### [Goals]
1. In the text on Python generators and iterators, which exception makes the looping structures stop calling next()?
2. Reproduce the section of the text on Python generators and iterators starting at "Generators are often" and ending at "r = range(4)".

### [Document excerpt]
━━━━
7. Generators and Iterators#
Let’s change topics just for a moment (we’ll get to context managers in a moment, which we are building toward). Let’s look into iterators, which are a form of generator. I’m sure you’ve seen one:
for i in range(4):
print(i)
0
1
2
3
But what is range(4)
? It’s not a list, it’s a custom object:
range(4)
range(0, 4)
Python has built into it the concept of iteration. What the various looping structures do is call iter()
on the object first, then call next()
over and over until a StopIteration
Exception is raised. Try it:
it = iter(range(0, 4))
next(it)
0
7.1. Defining iterators#
You could implement __iter__
and __next__
yourself, but Python has a built in syntax shortcut for making iterators (and generators, which have a __send__
too):
def range4():
yield 0
yield 1
yield 2
yield 3
A function that has at least one yield
in it creates a factory function that returns a generator (iterator).
range4()
<generator object range4 at 0x7fec5e182e30>
for i in range4():
print(i)
0
1
2
3
The presence of a single yield anywhere in a function turns it into an iterator. Notice “calling” the iterator factory function just produces an iterable object, it does not run anything yet. Then, when you iterate it, it “pauses” at each yield.
Many Python functions take iterables, like list
and tuple
:
list(range4())
[0, 1, 2, 3]
If Python were rewritten today, there would likely be a keyword, like iter def
, to indicate that a def
is making an iterator instead of a normal function; but for historical reasons, you just have to look for yield
’s inside the function.
If you like list comprehensions:
[a for a in range(4)]
[0, 1, 2, 3]
Then you’ll be glad to know there is a generator comprehension too:
(a for a in range(4))
<generator object <genexpr> at 0x7fec5e1830d0>
What about restarting?
Generators are often “one shot”, and expected to be recreated if needed again - this is true for the yield
based syntax above. But you can make a multiple passes that supports restarting if you do it yourself. In fact, range
supports this:
r = range(4)
print(list(r), list(r))
[0, 1, 2, 3] [0, 1, 2, 3]
But normally, you call them inplace, such as list(range(4))
, so it is not often missed if they can’t be restarted.
7.2. Factoring iterators and generators#
You can also factor out genators, just like you can factor out functions:
def middle_two():
yield 1
yield 2
def range4_factored():
yield 0
yield from middle_two()
yield 3
list(range4_factored())
[0, 1, 2, 3]
You might be tempted to place a loop inside the generator with a yield (for item in middle_two(): yield item
), but yield from
is simpler and also works correctly with generators (next section).
━━━━
### [Data excerpts]
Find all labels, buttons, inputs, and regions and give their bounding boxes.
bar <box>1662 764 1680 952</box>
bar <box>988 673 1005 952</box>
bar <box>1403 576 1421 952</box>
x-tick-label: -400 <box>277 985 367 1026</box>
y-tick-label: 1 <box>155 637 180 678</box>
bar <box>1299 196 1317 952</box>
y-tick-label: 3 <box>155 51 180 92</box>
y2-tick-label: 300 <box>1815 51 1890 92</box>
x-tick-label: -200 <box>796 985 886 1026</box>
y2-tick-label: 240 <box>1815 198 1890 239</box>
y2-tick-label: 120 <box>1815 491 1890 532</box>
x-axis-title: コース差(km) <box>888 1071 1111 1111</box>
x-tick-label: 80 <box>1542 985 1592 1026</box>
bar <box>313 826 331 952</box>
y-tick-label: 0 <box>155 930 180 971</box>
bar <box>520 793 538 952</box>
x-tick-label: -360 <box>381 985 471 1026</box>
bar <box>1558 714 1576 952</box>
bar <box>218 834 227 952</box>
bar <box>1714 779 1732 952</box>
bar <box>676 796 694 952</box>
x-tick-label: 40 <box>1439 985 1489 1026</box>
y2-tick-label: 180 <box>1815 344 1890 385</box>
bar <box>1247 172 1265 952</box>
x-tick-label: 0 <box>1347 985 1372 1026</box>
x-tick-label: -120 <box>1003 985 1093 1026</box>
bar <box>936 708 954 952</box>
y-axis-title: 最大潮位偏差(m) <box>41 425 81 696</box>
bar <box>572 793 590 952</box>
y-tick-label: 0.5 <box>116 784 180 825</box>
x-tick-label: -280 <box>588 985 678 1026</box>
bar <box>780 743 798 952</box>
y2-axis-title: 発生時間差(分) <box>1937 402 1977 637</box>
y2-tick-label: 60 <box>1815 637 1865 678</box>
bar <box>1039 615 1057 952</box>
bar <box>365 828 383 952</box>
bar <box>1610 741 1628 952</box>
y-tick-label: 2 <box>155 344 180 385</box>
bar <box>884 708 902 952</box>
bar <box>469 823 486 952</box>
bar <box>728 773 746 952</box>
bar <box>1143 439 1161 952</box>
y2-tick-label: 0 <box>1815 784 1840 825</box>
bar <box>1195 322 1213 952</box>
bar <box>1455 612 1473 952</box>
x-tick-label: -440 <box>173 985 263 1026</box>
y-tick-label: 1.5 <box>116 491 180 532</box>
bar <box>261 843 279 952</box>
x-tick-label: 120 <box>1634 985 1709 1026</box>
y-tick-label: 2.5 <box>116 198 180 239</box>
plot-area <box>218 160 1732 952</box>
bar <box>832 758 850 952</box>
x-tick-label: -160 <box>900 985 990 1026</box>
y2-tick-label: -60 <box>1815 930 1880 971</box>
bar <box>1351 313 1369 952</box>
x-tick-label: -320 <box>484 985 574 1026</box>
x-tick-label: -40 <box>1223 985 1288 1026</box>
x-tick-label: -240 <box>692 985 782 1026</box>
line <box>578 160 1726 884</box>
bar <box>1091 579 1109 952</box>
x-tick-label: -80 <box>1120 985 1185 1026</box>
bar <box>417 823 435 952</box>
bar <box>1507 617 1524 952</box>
━━━━
### [Expected responses]
1. StopIteration

2.
Generators are often “one shot”, and expected to be recreated if needed again - this is true for the yield
based syntax above. But you can make a multiple passes that supports restarting if you do it yourself. In fact, range
supports this:
r = range(4)